AIM: Look through the listing for the word "назначения". Copy each line that has it.

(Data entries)
########

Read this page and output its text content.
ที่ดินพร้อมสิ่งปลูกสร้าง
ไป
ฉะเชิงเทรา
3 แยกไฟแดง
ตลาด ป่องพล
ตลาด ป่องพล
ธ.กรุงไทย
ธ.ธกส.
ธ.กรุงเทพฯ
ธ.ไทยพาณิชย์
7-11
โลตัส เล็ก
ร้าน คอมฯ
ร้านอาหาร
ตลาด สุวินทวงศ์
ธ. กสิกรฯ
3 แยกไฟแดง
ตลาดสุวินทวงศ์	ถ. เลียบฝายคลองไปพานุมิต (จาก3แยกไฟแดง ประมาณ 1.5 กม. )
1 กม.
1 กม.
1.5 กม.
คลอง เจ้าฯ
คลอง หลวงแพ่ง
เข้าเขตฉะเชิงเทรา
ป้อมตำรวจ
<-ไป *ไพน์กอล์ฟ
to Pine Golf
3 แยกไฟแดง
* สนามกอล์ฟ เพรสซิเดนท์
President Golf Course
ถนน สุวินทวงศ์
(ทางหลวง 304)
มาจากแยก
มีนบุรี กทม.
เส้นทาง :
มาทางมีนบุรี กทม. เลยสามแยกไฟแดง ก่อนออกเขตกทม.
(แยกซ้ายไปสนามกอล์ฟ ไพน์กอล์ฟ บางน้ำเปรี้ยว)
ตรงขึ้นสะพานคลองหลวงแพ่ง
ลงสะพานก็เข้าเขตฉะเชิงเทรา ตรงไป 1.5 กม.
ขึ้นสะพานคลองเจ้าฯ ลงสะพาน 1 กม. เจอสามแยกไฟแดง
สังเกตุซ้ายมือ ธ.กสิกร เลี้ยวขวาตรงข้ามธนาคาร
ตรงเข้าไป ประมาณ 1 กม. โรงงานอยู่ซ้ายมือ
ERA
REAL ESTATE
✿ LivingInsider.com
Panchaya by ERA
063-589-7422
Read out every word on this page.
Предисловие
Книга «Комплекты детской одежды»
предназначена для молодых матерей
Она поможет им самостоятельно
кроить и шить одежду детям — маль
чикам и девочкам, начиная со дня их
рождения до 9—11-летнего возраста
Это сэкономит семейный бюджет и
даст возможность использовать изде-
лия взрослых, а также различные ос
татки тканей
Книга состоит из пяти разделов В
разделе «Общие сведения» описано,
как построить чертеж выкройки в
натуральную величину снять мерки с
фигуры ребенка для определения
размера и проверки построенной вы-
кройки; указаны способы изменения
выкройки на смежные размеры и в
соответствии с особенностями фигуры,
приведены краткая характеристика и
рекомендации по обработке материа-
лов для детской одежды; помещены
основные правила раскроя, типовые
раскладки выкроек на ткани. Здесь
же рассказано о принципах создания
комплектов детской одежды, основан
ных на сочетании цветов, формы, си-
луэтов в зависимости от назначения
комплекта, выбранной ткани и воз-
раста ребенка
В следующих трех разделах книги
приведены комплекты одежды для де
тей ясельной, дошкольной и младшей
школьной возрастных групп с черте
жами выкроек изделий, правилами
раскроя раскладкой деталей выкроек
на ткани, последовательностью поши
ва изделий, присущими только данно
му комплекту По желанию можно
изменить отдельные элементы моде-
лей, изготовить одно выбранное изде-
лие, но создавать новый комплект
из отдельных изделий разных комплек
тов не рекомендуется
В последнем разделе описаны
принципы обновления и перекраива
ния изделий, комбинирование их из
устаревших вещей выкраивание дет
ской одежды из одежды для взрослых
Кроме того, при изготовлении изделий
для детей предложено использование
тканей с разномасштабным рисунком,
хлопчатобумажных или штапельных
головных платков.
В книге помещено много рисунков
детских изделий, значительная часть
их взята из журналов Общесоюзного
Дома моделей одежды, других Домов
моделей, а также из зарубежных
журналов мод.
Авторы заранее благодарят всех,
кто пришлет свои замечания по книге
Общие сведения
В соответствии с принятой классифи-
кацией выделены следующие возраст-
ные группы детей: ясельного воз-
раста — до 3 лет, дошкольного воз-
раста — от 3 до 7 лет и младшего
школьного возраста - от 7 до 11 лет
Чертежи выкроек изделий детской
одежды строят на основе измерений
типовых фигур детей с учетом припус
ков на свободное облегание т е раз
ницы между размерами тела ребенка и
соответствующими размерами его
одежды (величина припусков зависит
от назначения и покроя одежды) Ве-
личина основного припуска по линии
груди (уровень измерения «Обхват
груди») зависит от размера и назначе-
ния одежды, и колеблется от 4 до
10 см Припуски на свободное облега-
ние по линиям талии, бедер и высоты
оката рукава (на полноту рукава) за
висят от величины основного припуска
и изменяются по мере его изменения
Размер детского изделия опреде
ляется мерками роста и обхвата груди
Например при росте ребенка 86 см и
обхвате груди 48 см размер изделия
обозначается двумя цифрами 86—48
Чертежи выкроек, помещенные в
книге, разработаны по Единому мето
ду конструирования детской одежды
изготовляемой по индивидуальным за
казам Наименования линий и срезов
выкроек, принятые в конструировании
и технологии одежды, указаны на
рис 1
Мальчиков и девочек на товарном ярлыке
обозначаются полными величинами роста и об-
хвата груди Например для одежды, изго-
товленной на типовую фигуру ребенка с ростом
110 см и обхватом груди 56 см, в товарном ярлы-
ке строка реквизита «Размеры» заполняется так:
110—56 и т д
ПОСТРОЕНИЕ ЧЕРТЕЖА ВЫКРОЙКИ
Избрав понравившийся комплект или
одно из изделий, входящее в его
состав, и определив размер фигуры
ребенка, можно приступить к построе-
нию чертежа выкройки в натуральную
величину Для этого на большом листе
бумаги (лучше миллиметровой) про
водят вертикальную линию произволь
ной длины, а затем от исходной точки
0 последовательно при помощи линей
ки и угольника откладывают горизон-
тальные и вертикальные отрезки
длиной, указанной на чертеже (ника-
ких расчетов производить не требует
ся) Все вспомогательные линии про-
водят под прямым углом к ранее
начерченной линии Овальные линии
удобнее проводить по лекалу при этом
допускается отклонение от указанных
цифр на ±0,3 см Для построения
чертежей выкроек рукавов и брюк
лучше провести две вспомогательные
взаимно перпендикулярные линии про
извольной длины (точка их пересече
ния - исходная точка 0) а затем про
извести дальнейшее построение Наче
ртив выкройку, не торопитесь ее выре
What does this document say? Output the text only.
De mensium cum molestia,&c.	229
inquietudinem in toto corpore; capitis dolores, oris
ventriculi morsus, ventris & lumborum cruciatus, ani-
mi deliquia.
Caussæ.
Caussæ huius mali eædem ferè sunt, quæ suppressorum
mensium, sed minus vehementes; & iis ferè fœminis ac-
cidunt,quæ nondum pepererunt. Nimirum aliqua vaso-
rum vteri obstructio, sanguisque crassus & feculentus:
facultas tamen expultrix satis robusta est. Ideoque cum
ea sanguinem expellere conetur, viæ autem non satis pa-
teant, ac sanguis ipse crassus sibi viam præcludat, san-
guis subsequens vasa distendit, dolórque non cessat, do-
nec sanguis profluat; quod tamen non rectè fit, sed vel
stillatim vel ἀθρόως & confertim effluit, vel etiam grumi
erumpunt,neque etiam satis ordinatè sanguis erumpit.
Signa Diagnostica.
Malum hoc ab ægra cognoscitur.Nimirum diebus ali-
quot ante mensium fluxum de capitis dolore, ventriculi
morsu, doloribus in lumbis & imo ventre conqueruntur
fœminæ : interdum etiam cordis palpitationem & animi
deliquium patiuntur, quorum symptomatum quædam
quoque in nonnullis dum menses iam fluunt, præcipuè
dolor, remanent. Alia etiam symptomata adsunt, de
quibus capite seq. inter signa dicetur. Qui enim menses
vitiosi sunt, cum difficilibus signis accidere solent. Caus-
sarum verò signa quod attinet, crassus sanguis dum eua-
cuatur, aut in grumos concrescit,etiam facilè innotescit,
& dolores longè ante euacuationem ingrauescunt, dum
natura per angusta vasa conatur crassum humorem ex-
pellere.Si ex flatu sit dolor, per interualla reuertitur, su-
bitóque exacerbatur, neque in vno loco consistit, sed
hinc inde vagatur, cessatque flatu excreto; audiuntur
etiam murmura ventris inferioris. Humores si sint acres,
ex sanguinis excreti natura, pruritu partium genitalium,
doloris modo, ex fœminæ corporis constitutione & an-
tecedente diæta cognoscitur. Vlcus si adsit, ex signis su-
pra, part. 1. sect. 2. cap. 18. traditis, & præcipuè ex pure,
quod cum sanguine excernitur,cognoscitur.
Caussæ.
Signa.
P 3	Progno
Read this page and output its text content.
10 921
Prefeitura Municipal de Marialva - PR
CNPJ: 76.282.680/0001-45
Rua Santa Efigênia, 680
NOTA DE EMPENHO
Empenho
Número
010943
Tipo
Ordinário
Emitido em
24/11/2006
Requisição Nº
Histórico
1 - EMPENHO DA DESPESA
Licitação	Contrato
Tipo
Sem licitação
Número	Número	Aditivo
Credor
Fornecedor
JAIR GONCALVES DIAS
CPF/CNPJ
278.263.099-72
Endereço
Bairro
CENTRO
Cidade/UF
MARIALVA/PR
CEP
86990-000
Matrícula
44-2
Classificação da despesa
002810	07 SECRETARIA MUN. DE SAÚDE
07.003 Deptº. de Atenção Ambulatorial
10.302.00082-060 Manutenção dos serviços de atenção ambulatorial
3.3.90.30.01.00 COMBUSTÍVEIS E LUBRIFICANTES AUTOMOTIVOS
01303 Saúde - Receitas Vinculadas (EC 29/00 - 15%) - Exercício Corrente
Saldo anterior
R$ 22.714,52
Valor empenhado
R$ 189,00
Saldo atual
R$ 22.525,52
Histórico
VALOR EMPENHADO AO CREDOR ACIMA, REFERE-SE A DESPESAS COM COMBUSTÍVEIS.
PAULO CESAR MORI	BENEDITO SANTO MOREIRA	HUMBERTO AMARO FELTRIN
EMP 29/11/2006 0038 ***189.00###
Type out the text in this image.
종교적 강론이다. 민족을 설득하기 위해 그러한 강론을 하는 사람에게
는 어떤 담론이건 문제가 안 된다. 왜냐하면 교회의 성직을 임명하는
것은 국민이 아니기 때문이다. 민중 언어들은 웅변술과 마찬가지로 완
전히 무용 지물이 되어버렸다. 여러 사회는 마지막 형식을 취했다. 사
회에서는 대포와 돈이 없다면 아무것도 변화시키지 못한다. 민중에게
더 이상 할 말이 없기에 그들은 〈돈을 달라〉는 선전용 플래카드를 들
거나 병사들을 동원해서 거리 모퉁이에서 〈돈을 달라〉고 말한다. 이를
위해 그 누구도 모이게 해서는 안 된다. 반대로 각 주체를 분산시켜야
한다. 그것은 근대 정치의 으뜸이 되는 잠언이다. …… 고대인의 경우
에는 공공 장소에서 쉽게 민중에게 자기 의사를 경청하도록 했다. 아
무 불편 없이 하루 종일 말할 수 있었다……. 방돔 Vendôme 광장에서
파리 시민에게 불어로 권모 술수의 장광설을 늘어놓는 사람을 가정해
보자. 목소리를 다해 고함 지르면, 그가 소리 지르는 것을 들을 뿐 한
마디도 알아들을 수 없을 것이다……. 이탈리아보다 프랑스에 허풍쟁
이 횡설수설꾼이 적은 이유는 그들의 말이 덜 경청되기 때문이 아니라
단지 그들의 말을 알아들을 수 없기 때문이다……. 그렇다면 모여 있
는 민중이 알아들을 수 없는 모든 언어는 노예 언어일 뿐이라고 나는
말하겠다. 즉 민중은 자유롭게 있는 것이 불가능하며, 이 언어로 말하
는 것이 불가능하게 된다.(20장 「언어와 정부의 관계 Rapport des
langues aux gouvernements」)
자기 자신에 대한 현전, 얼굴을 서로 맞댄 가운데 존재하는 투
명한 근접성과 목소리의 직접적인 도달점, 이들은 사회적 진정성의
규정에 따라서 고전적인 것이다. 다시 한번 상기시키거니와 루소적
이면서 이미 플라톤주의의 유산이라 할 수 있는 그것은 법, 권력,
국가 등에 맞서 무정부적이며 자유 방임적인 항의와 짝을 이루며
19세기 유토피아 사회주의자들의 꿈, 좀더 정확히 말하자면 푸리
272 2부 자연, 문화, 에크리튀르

########

WRITTEN ANSWER:
луэтов в зависимости от назначения
от назначения и покроя одежды) Ве-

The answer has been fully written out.